# DESCRIPTION OF THE TASK:
Locate all lines with the word "Prescripción". Copy them.

# RECORDS FOR THIS EXERCISE:
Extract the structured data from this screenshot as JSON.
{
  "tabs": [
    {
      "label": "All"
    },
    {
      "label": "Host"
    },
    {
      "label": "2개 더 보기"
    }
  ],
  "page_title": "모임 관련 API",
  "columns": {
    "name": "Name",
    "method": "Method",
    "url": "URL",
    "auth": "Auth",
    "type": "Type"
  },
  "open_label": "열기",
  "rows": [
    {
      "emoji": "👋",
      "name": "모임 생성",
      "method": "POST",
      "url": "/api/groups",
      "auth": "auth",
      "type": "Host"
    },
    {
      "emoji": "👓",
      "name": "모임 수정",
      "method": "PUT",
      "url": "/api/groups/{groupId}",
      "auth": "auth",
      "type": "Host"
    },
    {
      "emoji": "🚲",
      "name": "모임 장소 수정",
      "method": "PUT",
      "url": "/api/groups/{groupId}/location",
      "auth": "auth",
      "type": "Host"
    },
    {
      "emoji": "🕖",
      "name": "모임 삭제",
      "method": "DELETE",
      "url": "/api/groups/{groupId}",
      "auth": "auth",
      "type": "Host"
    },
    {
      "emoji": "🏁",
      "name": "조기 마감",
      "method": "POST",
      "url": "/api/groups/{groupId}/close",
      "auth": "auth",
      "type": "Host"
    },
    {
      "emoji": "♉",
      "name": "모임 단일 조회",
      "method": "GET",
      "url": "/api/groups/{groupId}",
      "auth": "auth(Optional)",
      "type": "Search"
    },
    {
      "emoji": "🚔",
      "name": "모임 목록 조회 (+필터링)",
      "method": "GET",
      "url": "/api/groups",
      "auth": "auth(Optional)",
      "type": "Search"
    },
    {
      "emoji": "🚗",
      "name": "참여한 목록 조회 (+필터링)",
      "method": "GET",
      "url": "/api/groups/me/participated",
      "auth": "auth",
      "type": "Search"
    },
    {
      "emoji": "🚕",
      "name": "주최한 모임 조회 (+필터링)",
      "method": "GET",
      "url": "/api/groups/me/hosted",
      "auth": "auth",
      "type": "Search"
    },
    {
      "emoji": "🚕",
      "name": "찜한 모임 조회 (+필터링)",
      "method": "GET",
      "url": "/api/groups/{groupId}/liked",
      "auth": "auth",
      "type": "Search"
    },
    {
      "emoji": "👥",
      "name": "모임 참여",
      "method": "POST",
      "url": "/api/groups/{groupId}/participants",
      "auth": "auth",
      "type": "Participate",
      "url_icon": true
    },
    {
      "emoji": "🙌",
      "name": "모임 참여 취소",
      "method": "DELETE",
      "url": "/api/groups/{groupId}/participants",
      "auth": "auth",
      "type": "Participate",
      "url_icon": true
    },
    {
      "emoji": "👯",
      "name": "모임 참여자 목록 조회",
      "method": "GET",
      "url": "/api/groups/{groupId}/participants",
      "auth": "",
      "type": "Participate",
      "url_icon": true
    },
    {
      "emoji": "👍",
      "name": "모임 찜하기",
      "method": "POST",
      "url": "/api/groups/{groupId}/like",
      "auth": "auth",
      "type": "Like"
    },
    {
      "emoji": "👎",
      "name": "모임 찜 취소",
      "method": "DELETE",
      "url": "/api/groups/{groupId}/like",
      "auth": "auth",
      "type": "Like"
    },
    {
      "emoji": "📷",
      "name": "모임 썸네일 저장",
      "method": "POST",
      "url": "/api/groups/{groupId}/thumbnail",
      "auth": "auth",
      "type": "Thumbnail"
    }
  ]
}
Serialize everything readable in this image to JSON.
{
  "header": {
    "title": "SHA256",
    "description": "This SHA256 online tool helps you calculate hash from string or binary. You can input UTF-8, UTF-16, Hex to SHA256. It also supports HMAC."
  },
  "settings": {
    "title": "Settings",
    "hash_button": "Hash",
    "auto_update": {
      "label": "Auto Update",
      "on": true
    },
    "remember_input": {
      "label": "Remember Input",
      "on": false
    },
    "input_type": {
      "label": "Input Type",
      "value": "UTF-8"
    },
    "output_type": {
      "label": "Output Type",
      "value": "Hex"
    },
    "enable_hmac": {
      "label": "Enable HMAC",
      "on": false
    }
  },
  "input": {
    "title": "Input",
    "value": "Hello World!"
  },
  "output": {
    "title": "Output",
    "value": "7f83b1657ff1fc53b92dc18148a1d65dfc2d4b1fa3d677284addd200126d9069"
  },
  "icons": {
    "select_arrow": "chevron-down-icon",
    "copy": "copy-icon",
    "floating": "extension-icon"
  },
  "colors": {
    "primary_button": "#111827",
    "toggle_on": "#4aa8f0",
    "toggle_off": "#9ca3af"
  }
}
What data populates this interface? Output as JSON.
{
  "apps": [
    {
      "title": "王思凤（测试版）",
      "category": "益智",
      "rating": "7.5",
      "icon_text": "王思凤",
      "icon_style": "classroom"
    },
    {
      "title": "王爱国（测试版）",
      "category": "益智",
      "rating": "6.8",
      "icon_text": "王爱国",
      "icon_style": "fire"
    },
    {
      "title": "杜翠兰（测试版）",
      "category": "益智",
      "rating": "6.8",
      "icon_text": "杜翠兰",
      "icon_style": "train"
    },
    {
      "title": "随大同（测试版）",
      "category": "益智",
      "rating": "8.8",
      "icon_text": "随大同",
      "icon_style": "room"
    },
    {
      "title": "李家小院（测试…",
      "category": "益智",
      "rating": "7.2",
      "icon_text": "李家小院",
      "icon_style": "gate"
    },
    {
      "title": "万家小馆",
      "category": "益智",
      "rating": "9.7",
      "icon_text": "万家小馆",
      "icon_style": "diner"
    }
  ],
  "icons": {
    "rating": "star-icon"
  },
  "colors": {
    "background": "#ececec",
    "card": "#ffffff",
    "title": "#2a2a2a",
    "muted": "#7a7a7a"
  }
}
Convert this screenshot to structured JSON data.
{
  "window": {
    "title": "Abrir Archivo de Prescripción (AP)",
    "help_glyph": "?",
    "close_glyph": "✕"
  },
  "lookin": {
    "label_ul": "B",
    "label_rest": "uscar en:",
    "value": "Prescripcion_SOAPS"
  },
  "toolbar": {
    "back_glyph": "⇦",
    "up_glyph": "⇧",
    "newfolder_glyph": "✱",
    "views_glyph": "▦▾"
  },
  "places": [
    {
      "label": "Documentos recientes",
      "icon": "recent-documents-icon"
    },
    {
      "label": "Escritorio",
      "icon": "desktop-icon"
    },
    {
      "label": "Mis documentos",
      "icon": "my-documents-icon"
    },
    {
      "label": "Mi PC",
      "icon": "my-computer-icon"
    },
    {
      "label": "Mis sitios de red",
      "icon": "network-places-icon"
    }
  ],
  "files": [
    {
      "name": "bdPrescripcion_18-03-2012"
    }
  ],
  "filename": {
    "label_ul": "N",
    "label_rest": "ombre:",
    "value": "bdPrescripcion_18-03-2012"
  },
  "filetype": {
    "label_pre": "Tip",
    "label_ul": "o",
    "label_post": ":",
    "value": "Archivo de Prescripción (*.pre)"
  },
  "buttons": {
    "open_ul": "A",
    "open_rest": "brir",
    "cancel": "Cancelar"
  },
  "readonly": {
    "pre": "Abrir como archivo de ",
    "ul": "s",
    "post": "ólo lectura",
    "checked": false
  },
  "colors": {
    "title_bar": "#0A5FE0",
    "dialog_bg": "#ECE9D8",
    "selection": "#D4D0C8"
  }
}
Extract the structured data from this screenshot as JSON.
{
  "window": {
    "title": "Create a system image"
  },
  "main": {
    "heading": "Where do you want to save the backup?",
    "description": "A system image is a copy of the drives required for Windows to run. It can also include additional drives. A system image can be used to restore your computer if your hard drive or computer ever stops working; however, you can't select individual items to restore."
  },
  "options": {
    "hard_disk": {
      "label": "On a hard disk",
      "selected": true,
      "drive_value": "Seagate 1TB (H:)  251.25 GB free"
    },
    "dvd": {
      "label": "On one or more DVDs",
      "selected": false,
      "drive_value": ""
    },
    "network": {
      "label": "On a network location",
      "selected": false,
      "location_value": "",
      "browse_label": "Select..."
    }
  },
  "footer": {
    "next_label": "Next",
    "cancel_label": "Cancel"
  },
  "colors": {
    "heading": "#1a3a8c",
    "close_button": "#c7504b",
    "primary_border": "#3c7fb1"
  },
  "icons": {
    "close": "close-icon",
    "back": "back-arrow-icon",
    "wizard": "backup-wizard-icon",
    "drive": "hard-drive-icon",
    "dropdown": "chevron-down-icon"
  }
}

# RESPONSE:
    "title": "Abrir Archivo de Prescripción (AP)",
    "value": "Archivo de Prescripción (*.pre)"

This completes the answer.